[SOURCE TEXT]
Subject: Re: some problems with "old" RAIDframe arrays on netbsd-1-6
To: NetBSD Kernel Technical Discussion List <tech-kern@NetBSD.ORG>
From: Greg Oster <oster@cs.usask.ca>
List: tech-kern
Date: 10/19/2003 15:13:27
"Greg A. Woods" writes:
> I'm having some problems with a pair of RAID-5 arrays that were created
> when the system was running 1.5W (-current as of about 2001/06/24).
> I've since upgraded the system to 1.6.1_STABLE (netbsd-1-6 as of about
> 2003/09/06).
>
> The first (and most critical) problem is that I'm unable to add a spare
> to one of the arrays (in order to replace a failed component):
>
> # raidctl -v -a /dev/sd6a raid0
> raidctl: ioctl (RAIDFRAME_ADD_HOT_SPARE) failed: Invalid argument
>
> After/as the command above runs the kernel prints the following on the
> console:
>
> Spare disk /dev/sd6a (512 blocks) is too small to serve as a spare (nee
> d 8890688 blocks)
>
> I.e. RAIDframe isn't seeing the disk's new label properly. In fact it
> is as follows:
[snip]
>
> 8 partitions:
> # size offset fstype [fsize bsize cpg/sgs]
> a: 8890697 63 RAID # (Cyl. 0*-
> 6140*)

[PROVIDED MATERIAL]
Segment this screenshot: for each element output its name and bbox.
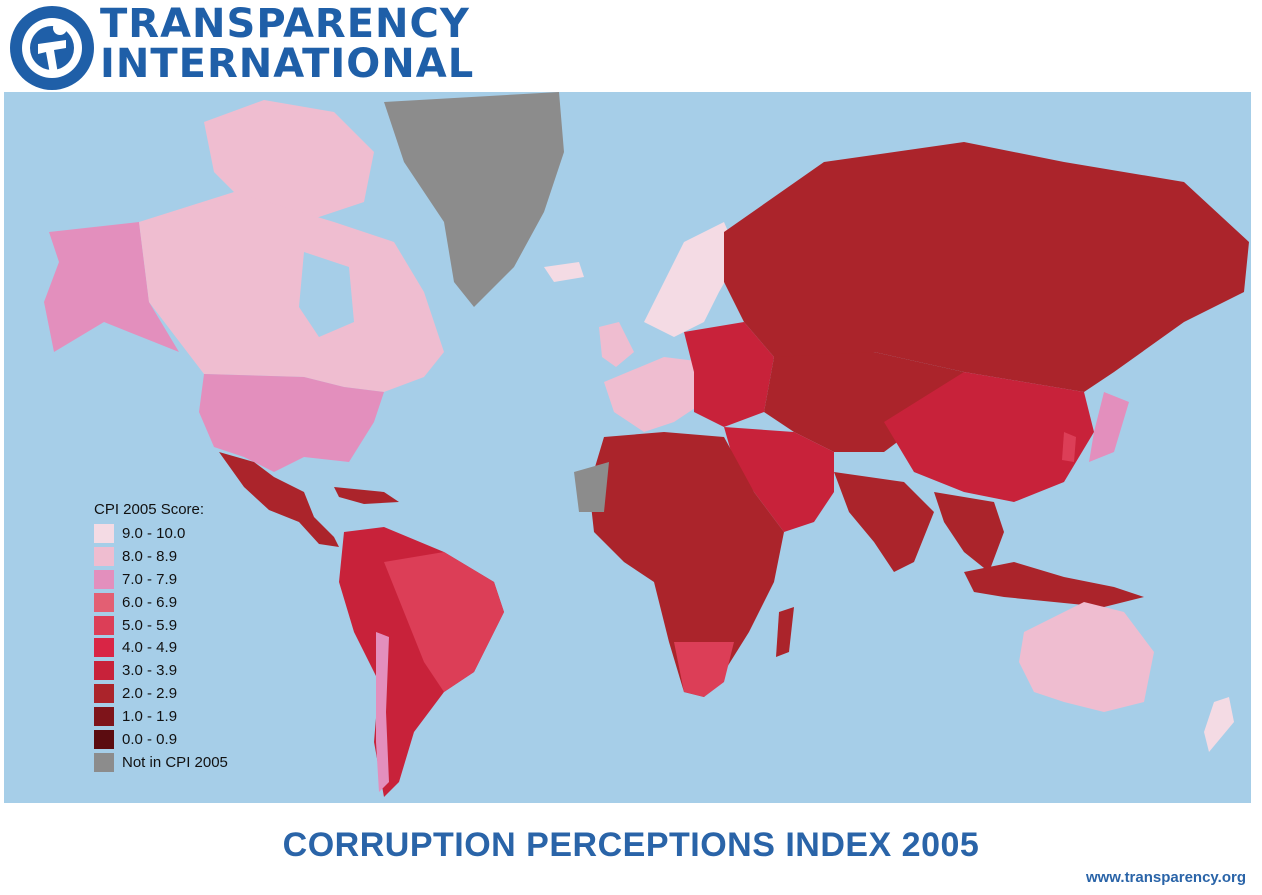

[TASK INSTRUCTIONS]
1. Please quote the stretch of the RAIDframe message from "Subject: Re: some" through "of about 2001/06/24).".
2. According to the RAIDframe message, which release was the system upgraded to after the arrays were created?
Base your answers on the RAIDframe message only, not on the data.

[RESPONSES BY TASK]
1.
Subject: Re: some problems with "old" RAIDframe arrays on netbsd-1-6
To: NetBSD Kernel Technical Discussion List <tech-kern@NetBSD.ORG>
From: Greg Oster <oster@cs.usask.ca>
List: tech-kern
Date: 10/19/2003 15:13:27
"Greg A. Woods" writes:
> I'm having some problems with a pair of RAID-5 arrays that were created
> when the system was running 1.5W (-current as of about 2001/06/24).

2. 1.6.1_STABLE (netbsd-1-6 as of about 2003/09/06).